** BEGIN QUOTED PASSAGE **
From the beginning, I and other members of the staff team used systems imagery to describe the Learning Exchange. Every time we did a visioning or planning exercise where I asked people to represent the present or future state of the Learning Exchange by drawing a picture or creating a collage, staff used images of things like spider webs or networks or interlocking circles to describe what we were and hoped to become. This kind of imagery resonated with our day-to-day experience of being embedded in webs of relationships.
But the Learning Exchange was an organizational unit within a large bureaucratic institution. I was someone who had spent most of my career in organizations that operated according to hierarchical models rooted in mechanistic, industrial-era metaphors about how organizations work and even how the world works. I was aware of the contradictions. I tried to reconcile the tension between mechanistic metaphors and more organic ones by telling myself that the Learning Exchange was a relatively flat organization and by experimenting with different ways of organizing the team. For example, we sometimes created ad hoc teams to do particular projects and assigned authority and responsibility according to interests and expertise rather than job classifications.
Then in June 2007, my friend and colleague, Cheryl Rose, gave me a copy of Getting to Maybe: How the World is Changed. I took what I thought was going to be a preliminary glance at the book and ended up reading it straight through over the next few hours. I felt like I had discovered a comfortable old sweater at the bottom of my closet that I had forgotten I owned. The idea that you could apply metaphors and lessons from the study of living systems to organizations and social systems seemed radically new but it made me feel right at home.
** END QUOTED PASSAGE **
** BEGIN RECORDS **
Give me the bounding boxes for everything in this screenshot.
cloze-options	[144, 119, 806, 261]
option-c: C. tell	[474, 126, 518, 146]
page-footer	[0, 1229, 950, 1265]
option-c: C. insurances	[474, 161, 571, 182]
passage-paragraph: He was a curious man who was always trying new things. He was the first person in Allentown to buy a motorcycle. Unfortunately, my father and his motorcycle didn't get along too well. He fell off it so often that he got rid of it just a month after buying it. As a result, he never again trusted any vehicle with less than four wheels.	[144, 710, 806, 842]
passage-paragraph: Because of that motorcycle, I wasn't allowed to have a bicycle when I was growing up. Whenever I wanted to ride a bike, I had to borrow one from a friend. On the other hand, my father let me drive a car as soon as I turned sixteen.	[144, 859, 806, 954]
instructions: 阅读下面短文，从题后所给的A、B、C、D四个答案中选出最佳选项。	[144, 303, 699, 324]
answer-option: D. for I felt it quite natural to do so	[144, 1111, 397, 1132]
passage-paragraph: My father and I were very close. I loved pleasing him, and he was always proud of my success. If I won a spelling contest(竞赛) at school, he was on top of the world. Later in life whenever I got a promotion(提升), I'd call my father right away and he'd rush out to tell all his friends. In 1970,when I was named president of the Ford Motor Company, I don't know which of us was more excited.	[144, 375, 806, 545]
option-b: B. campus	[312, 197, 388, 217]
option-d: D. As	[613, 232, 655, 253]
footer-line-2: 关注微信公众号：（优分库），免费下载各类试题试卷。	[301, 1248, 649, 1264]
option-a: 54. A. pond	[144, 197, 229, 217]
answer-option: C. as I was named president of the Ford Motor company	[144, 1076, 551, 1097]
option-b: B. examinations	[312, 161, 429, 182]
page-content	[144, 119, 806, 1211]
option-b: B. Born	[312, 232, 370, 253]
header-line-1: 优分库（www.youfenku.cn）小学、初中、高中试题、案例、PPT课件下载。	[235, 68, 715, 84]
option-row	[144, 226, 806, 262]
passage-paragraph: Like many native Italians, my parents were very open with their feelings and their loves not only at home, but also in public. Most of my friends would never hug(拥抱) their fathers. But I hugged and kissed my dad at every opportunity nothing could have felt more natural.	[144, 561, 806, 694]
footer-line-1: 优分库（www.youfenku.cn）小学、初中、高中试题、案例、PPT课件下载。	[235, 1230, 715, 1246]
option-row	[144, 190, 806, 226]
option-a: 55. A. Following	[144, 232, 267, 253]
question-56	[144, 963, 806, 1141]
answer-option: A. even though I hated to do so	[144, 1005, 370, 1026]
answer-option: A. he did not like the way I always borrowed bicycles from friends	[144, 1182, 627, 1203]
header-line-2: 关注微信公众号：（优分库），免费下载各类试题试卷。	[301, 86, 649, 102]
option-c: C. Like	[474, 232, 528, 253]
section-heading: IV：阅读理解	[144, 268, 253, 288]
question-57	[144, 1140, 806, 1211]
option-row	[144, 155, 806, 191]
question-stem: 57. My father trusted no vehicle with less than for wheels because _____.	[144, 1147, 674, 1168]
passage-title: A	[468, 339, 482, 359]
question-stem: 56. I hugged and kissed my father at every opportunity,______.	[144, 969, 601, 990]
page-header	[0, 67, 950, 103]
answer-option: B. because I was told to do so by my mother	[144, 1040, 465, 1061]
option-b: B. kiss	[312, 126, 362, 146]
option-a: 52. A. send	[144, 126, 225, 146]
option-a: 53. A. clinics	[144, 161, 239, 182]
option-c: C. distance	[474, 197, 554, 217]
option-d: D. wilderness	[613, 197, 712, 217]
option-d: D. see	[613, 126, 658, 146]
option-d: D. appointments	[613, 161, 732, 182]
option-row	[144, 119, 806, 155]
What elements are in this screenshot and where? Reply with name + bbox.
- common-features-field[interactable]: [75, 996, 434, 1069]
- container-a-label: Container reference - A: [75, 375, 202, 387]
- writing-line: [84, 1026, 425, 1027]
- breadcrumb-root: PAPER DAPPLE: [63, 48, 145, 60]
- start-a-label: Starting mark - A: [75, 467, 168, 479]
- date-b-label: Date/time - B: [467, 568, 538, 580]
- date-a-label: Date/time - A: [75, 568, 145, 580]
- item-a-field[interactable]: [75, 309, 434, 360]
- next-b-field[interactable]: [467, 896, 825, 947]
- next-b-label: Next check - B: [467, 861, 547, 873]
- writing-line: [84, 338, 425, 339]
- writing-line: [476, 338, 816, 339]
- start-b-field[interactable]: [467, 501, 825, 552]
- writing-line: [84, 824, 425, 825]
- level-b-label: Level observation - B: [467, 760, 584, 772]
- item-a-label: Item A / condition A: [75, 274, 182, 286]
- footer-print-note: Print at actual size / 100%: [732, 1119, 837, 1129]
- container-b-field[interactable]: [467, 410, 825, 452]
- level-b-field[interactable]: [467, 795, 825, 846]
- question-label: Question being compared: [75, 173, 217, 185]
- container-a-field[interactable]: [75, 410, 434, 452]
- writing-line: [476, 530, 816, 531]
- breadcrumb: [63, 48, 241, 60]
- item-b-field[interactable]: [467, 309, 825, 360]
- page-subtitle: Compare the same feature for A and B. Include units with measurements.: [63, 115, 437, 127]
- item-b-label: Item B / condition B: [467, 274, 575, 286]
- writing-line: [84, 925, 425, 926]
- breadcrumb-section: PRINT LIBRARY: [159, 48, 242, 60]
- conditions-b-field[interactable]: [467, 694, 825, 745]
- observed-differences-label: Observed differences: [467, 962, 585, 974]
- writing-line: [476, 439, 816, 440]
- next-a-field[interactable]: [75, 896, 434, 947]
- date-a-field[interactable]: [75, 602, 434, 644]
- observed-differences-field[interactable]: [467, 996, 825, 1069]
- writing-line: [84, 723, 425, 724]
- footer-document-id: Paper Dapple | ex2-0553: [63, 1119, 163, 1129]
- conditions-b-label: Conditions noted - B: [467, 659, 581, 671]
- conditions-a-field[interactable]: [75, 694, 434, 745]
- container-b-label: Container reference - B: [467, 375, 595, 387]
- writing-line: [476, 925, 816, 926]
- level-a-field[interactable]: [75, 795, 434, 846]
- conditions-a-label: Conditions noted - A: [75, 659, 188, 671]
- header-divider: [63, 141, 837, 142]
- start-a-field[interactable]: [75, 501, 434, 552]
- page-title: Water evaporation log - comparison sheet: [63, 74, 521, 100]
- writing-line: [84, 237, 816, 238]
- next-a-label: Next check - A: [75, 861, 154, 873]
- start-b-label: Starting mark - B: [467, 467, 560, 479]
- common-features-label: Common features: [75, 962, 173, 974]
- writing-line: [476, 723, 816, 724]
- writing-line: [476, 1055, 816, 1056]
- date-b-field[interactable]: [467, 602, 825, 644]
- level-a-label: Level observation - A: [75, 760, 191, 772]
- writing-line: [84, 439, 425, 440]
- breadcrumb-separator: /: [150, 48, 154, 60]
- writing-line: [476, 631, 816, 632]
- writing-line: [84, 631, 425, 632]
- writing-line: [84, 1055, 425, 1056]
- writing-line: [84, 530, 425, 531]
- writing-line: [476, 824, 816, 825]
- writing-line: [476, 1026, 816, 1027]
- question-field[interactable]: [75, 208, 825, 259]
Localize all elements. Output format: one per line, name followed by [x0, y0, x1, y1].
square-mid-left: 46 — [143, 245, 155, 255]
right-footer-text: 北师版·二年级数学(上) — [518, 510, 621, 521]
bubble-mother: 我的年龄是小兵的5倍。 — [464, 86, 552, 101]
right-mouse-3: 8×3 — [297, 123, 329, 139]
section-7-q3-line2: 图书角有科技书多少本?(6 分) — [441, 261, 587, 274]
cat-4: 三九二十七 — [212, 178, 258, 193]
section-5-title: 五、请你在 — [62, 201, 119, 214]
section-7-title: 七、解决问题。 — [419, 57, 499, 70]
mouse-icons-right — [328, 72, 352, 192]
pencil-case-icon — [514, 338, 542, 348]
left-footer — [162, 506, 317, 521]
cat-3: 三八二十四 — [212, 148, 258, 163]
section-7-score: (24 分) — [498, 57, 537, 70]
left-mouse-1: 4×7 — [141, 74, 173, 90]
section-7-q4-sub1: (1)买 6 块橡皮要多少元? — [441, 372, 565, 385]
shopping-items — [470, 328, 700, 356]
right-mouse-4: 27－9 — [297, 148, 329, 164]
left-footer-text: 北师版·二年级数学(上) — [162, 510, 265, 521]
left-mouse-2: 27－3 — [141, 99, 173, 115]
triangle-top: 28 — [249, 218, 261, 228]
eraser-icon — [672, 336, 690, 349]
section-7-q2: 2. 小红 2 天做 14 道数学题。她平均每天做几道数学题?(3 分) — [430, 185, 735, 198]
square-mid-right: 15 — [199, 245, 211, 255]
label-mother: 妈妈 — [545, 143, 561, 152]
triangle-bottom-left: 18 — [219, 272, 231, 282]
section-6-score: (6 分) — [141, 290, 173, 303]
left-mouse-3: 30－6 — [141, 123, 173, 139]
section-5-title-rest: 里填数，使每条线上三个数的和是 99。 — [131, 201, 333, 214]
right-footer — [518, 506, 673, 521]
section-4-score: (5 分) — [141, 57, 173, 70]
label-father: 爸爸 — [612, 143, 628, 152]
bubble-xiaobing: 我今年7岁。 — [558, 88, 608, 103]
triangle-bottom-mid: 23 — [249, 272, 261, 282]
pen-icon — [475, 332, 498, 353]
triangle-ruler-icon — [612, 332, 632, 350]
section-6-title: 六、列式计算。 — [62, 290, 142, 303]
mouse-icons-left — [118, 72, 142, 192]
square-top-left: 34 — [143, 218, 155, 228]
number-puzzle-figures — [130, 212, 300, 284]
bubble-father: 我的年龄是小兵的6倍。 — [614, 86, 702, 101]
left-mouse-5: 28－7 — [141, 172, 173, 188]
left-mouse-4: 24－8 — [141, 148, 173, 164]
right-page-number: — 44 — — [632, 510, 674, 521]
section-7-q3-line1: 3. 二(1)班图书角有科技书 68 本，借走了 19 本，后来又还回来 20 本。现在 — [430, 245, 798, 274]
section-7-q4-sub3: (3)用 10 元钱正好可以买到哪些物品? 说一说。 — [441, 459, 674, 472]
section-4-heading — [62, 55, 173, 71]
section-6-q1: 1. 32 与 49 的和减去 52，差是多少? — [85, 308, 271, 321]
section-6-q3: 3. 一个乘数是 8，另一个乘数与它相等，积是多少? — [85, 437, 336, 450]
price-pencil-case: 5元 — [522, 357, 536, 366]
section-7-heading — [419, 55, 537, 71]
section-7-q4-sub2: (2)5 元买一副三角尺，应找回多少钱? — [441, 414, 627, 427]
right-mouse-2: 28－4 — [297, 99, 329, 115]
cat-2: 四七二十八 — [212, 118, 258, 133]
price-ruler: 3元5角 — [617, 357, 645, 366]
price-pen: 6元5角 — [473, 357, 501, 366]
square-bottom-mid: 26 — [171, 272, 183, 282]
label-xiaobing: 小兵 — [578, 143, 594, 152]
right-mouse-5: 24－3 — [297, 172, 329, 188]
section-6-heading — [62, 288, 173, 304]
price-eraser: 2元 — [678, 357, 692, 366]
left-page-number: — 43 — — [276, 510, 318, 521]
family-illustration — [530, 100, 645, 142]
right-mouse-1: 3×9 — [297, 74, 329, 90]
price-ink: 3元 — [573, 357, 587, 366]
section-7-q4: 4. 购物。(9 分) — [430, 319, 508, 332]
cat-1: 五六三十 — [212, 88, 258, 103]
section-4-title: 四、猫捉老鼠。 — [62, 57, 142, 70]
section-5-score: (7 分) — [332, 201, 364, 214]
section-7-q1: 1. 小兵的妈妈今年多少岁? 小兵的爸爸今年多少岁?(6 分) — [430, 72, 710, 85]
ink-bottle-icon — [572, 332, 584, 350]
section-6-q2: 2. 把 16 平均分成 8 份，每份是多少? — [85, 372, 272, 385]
** END RECORDS **
= TASKS TO COMPLETE =
1. Based on the passage about the Learning Exchange, decide whether each statement below agrees with it. Answer yes or no for each and quote the deciding words. (a) Staff represented the Learning Exchange with images such as spider webs. (b) Cheryl Rose gave the narrator a copy of Getting to Maybe in June 2007. (c) The narrator read Getting to Maybe over the course of several weeks.
2. List every kind of image that the passage about the Learning Exchange says staff used to describe what they were and hoped to become.
3. Resume the passage about the Learning Exchange, picking up right after its final sentence.

= EXPECTED OUTPUTS =
1.
(a) Yes: "staff used images of things like spider webs or networks or interlocking circles to describe what we were and hoped to become."
(b) Yes: "Then in June 2007, my friend and colleague, Cheryl Rose, gave me a copy of Getting to Maybe: How the World is Changed."
(c) No: "ended up reading it straight through over the next few hours."

2. spider webs; networks; interlocking circles

3.
Getting to Maybe gave me language and concepts I could use to ground my thinking about what the Learning Exchange was about and how to further its growth. The description of the adaptive cycle of ecosystem growth and change was particularly helpful. So was the idea that networks provide more basic ways of organizing action than hierarchical structures. I realize now that living systems and mechanistic paradigms both have value as descriptive frameworks and starting points for critical reflection. But at the time I felt that metaphors based on living systems were much more relevant to the Learning Exchange than metaphors from the industrial era.
I was eager to share these discoveries, so I gave copies of the book to all the members of my management team. I tried to apply some of the ideas the book inspired. For example, I tried to focus staff’s attention on how they were communicating across nodes in the various networks they were involved in, and how accurately and how often they were sending feedback along those communication channels. I also tried to develop the team’s ability to remember that our work was part of one or more ecosystems, that we were enmeshed in environments where we could not control all the forces at work. I started being more intentional about whether and how we were being responsive, adaptive, and innovative.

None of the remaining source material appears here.